Each entry must be given again exactly; images do not belong in the copy.
--- Start of Extracted material ---
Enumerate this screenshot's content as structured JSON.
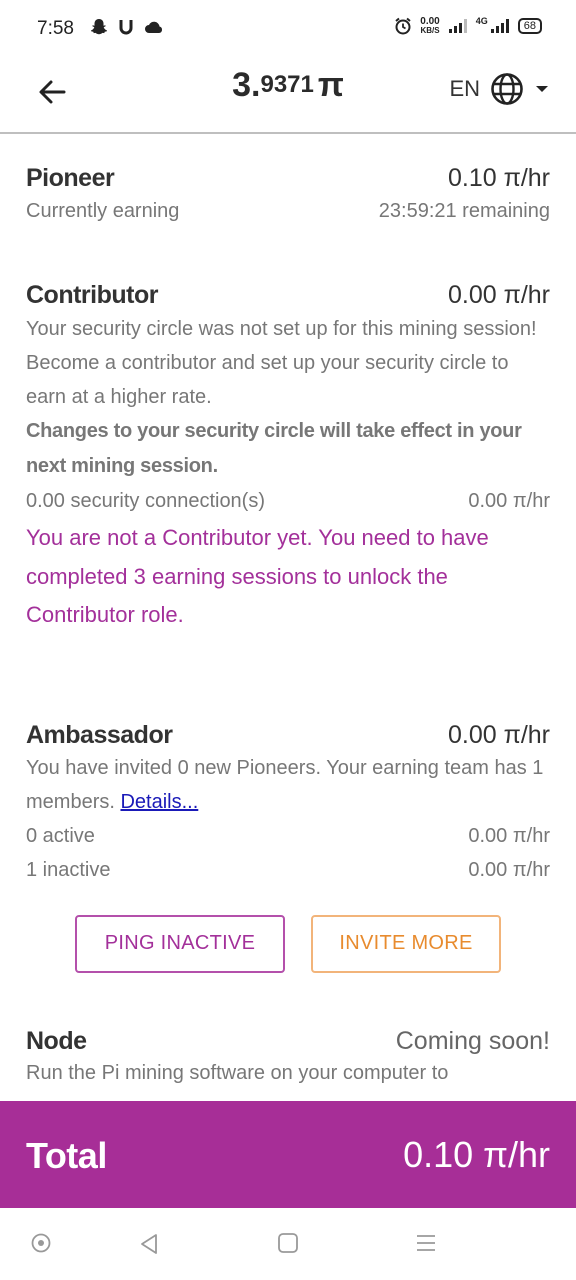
{
  "status_bar": {
    "time": "7:58",
    "net_speed_value": "0.00",
    "net_speed_unit": "KB/S",
    "network_label": "4G",
    "battery": "68"
  },
  "header": {
    "balance_int": "3.",
    "balance_dec": "9371",
    "balance_symbol": "π",
    "language": "EN"
  },
  "pioneer": {
    "title": "Pioneer",
    "rate": "0.10 π/hr",
    "status": "Currently earning",
    "remaining": "23:59:21 remaining"
  },
  "contributor": {
    "title": "Contributor",
    "rate": "0.00 π/hr",
    "description": "Your security circle was not set up for this mining session! Become a contributor and set up your security circle to earn at a higher rate.",
    "notice": "Changes to your security circle will take effect in your next mining session.",
    "connections_label": "0.00 security connection(s)",
    "connections_rate": "0.00 π/hr",
    "locked_message": "You are not a Contributor yet. You need to have completed 3 earning sessions to unlock the Contributor role."
  },
  "ambassador": {
    "title": "Ambassador",
    "rate": "0.00 π/hr",
    "description": "You have invited 0 new Pioneers. Your earning team has 1 members.",
    "details_link": "Details...",
    "active_label": "0 active",
    "active_rate": "0.00 π/hr",
    "inactive_label": "1 inactive",
    "inactive_rate": "0.00 π/hr",
    "ping_button": "PING INACTIVE",
    "invite_button": "INVITE MORE"
  },
  "node": {
    "title": "Node",
    "status": "Coming soon!",
    "description": "Run the Pi mining software on your computer to"
  },
  "total": {
    "label": "Total",
    "value": "0.10 π/hr"
  },
  "colors": {
    "accent": "#a72e97",
    "accent_text": "#a3309a",
    "invite": "#e88b2e"
  }
}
--- End of Extracted material ---
(Task answer)
Enumerate this screenshot's content as structured JSON.
{
  "status_bar": {
    "time": "7:58",
    "net_speed_value": "0.00",
    "net_speed_unit": "KB/S",
    "network_label": "4G",
    "battery": "68"
  },
  "header": {
    "balance_int": "3.",
    "balance_dec": "9371",
    "balance_symbol": "π",
    "language": "EN"
  },
  "pioneer": {
    "title": "Pioneer",
    "rate": "0.10 π/hr",
    "status": "Currently earning",
    "remaining": "23:59:21 remaining"
  },
  "contributor": {
    "title": "Contributor",
    "rate": "0.00 π/hr",
    "description": "Your security circle was not set up for this mining session! Become a contributor and set up your security circle to earn at a higher rate.",
    "notice": "Changes to your security circle will take effect in your next mining session.",
    "connections_label": "0.00 security connection(s)",
    "connections_rate": "0.00 π/hr",
    "locked_message": "You are not a Contributor yet. You need to have completed 3 earning sessions to unlock the Contributor role."
  },
  "ambassador": {
    "title": "Ambassador",
    "rate": "0.00 π/hr",
    "description": "You have invited 0 new Pioneers. Your earning team has 1 members.",
    "details_link": "Details...",
    "active_label": "0 active",
    "active_rate": "0.00 π/hr",
    "inactive_label": "1 inactive",
    "inactive_rate": "0.00 π/hr",
    "ping_button": "PING INACTIVE",
    "invite_button": "INVITE MORE"
  },
  "node": {
    "title": "Node",
    "status": "Coming soon!",
    "description": "Run the Pi mining software on your computer to"
  },
  "total": {
    "label": "Total",
    "value": "0.10 π/hr"
  },
  "colors": {
    "accent": "#a72e97",
    "accent_text": "#a3309a",
    "invite": "#e88b2e"
  }
}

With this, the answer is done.